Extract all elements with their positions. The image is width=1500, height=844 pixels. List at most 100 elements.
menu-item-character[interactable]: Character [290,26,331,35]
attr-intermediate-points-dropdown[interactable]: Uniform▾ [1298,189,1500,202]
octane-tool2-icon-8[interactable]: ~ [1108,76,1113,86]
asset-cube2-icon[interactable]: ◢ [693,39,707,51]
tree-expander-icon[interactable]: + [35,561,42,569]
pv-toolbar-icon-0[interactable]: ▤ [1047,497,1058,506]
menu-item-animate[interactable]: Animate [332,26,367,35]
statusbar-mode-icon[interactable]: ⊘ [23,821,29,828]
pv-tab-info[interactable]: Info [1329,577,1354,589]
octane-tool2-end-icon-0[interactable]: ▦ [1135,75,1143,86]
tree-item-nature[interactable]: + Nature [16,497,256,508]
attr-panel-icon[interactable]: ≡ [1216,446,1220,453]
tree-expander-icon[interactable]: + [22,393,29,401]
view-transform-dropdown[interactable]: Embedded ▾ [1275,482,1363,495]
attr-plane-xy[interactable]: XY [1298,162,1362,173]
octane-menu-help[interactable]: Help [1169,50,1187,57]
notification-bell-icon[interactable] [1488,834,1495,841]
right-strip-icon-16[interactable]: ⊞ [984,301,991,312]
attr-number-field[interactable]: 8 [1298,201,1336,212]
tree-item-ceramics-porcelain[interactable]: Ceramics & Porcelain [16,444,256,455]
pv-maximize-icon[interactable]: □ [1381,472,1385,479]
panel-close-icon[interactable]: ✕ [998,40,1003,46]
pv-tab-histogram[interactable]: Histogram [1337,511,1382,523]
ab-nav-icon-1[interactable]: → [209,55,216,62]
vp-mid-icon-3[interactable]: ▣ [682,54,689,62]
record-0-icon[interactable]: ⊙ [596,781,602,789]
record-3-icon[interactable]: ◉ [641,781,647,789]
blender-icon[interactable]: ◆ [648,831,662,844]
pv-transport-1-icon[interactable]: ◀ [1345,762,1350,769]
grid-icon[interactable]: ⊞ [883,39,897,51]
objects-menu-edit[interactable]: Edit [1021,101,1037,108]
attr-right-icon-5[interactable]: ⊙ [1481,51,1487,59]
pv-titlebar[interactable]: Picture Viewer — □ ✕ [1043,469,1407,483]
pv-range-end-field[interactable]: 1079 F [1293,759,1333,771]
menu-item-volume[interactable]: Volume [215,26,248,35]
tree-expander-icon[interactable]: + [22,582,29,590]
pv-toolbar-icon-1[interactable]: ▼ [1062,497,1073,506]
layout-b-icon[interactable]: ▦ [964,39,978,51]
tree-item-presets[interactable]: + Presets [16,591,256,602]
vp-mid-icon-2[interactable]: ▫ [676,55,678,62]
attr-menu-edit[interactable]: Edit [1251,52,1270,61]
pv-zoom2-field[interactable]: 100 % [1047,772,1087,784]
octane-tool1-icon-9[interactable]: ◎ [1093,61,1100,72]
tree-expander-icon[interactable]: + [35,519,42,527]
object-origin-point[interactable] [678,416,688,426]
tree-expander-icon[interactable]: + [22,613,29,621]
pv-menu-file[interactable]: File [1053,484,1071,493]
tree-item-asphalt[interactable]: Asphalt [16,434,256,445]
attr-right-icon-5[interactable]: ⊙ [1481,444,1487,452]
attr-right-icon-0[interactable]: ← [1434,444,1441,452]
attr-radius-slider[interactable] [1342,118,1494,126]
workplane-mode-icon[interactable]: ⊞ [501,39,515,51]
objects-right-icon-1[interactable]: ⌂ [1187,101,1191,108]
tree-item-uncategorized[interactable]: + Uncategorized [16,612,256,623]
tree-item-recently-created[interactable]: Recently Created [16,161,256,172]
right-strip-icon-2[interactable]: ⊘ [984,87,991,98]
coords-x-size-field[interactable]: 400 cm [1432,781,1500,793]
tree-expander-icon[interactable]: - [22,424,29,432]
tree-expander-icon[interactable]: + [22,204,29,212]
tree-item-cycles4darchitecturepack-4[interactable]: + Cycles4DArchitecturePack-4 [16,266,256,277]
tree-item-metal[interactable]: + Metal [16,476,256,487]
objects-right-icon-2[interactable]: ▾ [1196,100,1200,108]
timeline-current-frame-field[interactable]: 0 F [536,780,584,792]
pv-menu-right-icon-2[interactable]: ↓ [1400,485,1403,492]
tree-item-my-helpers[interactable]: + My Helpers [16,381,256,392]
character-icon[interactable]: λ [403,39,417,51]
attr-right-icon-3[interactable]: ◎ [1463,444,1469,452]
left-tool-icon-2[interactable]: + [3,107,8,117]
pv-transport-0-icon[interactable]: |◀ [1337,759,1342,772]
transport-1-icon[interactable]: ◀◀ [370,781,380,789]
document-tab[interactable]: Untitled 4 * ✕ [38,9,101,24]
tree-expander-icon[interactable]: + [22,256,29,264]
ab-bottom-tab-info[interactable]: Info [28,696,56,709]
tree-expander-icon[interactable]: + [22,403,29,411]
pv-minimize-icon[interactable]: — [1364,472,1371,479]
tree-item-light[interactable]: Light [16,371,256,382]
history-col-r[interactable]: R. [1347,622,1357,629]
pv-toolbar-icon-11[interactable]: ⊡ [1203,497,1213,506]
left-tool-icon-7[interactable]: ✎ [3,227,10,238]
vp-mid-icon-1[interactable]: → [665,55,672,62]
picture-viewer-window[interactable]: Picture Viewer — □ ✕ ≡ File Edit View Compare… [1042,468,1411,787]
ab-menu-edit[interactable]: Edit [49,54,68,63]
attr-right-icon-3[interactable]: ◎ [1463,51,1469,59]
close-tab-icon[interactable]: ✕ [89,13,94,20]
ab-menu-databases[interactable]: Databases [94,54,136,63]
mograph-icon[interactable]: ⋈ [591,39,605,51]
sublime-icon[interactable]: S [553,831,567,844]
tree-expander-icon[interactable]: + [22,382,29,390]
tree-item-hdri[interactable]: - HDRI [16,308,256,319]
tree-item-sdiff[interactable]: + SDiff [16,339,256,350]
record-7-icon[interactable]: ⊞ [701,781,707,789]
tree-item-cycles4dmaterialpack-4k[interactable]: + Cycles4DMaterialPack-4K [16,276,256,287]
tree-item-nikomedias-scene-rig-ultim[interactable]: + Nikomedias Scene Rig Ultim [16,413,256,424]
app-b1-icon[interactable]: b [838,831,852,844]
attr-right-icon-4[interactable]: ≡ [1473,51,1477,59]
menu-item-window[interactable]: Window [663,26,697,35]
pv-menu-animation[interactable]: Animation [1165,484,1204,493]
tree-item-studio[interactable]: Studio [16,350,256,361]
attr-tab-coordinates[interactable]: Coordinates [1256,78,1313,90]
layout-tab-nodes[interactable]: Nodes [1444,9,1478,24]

=======

Request - State how many lines of the listing above contain the string "window". Case counts. Give only the number.

Response to the task - 2